— begin TEXT —
A Final Note on a Softer Economic Policy

There is a famous joke about the tendency of economists to consider their chosen field akin to the natural sciences: a physicist, a chemist, and an economist are stuck on a desert island.  A can of beans washes up on the beach.  The physicist devises a mechanism using twigs and rocks to attempt to force open the can, but after several hours with no results, during which the economist sits and smugly smiles, the physicist gives up.  The chemist attempts to extract some sort of substance from plants on the island to melt the can.  The economist continues sitting and smiling arrogantly as the chemist also fails in his efforts.  “What?” the physicist and chemist say, “do you have a better plan?”  The economist stands and walks proudly towards the can on the beach: “Let’s assume we have a can-opener.”
— end TEXT —
* **GIVEN TASK A**
List every character who is stuck on the desert island in the joke told in the economics text.
— begin DATA RECORDS —
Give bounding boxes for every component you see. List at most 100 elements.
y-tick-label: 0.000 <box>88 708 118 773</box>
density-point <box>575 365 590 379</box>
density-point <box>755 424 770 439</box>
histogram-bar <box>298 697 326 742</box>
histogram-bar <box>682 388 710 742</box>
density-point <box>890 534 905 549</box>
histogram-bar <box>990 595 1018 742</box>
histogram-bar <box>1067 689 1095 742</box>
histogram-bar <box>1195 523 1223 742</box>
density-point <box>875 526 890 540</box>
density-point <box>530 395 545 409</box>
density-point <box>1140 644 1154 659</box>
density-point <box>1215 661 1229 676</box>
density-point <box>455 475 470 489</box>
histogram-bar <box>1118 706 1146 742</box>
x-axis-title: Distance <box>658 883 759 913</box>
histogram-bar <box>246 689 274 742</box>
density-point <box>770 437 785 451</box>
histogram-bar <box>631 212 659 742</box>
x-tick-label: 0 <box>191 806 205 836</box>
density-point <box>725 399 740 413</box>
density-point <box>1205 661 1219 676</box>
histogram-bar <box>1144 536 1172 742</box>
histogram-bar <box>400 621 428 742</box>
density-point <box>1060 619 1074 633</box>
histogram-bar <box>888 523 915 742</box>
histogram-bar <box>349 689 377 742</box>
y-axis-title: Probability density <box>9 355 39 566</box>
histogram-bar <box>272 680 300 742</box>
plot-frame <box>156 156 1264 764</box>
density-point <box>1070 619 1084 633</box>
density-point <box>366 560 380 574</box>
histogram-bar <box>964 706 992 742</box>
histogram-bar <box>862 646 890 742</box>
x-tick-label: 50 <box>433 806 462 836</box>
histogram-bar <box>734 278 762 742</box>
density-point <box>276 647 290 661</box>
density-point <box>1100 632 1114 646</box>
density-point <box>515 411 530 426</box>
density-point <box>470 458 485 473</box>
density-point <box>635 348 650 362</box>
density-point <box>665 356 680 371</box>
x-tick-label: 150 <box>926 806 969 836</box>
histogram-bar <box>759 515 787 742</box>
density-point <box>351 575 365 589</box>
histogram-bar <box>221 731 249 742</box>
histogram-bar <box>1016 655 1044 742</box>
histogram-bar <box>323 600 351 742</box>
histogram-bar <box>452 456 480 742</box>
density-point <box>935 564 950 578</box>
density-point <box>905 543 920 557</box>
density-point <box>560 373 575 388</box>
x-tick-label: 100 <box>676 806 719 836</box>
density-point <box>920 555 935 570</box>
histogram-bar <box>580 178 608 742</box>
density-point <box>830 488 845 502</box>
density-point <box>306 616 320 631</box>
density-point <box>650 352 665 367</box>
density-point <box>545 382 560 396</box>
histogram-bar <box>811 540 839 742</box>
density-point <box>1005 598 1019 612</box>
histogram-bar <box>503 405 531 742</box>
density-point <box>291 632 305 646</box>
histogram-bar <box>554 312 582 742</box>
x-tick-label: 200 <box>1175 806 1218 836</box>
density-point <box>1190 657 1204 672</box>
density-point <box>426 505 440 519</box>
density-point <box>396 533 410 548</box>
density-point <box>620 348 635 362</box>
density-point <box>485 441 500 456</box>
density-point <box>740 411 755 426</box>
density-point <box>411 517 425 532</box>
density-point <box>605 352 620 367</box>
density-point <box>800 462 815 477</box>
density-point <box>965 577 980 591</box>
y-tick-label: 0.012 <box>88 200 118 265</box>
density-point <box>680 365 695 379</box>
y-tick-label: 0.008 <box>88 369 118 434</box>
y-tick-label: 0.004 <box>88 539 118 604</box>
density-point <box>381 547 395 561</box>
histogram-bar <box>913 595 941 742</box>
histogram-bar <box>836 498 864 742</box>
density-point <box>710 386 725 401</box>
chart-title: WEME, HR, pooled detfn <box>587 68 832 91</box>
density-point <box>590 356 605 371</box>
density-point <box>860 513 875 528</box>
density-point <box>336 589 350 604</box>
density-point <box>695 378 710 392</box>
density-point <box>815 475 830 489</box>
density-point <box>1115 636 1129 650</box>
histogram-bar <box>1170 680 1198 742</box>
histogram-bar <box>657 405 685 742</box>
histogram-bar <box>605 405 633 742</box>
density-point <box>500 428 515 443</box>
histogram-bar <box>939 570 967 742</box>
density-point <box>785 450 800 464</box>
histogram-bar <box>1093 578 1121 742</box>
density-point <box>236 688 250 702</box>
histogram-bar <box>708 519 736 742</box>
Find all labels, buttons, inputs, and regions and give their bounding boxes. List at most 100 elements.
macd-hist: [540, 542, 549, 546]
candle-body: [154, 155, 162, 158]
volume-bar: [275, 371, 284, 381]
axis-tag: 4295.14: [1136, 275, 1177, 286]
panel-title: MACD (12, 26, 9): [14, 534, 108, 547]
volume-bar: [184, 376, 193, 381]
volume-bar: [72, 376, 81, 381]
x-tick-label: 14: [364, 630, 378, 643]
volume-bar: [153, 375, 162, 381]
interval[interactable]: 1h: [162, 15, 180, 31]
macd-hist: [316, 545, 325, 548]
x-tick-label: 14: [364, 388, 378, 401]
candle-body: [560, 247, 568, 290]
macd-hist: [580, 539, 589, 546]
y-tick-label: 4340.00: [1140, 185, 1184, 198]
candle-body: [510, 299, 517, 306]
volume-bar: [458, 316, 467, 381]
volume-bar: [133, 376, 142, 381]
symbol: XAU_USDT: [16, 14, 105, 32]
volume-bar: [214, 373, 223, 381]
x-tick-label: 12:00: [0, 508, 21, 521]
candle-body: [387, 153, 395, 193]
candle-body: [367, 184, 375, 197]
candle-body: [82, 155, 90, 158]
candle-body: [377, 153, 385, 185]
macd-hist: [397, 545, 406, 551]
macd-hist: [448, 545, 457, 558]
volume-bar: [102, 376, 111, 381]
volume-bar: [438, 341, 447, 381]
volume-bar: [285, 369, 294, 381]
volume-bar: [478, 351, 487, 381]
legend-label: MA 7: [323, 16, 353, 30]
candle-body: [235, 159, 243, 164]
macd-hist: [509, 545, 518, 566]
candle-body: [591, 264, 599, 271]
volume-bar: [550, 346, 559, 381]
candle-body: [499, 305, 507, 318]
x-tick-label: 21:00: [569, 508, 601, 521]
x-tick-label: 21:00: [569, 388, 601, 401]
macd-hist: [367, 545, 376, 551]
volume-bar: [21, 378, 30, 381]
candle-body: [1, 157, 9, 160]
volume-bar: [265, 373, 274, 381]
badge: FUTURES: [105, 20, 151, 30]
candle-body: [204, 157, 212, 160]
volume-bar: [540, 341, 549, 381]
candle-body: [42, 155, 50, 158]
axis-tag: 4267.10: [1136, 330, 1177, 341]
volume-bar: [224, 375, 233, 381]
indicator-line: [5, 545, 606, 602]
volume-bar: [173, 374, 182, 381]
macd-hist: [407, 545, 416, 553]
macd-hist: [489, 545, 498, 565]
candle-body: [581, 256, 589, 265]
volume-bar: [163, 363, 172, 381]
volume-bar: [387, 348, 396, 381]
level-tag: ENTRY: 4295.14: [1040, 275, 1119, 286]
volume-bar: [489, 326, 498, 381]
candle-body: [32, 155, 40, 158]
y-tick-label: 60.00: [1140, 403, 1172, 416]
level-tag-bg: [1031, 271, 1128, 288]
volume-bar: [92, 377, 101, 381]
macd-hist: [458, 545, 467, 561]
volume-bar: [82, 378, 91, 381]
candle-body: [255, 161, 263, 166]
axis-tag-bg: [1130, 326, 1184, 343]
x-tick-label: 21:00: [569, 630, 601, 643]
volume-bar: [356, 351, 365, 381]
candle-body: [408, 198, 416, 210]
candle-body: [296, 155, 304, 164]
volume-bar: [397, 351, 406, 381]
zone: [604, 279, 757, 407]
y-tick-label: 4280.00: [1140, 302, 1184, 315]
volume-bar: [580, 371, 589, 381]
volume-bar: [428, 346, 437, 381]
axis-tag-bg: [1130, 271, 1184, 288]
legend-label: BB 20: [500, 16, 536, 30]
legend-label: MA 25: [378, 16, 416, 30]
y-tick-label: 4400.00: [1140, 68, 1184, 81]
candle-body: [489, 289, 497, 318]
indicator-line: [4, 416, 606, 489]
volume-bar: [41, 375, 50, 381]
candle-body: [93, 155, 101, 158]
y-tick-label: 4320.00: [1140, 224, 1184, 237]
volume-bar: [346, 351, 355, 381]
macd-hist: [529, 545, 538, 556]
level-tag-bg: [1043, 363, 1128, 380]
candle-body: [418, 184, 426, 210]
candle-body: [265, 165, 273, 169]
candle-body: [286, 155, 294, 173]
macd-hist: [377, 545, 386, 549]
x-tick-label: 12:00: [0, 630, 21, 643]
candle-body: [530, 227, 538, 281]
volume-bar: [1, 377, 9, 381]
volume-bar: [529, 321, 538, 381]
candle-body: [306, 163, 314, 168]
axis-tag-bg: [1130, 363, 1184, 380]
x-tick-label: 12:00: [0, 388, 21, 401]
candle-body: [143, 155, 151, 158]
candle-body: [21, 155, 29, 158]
— end DATA RECORDS —
* **GIVEN TASK B**
Convert the rows, from the first row of the saved data entries through the line containing "histogram-bar <box>990 595 1018 742</box>", inclusive, into a JSON list of strings, with one string per line.

* **COMPLETE RESPONSE A**
a physicist, a chemist, an economist

* **COMPLETE RESPONSE B**
[
  "Give bounding boxes for every component you see. List at most 100 elements.",
  "y-tick-label: 0.000 <box>88 708 118 773</box>",
  "density-point <box>575 365 590 379</box>",
  "density-point <box>755 424 770 439</box>",
  "histogram-bar <box>298 697 326 742</box>",
  "histogram-bar <box>682 388 710 742</box>",
  "density-point <box>890 534 905 549</box>",
  "histogram-bar <box>990 595 1018 742</box>"
]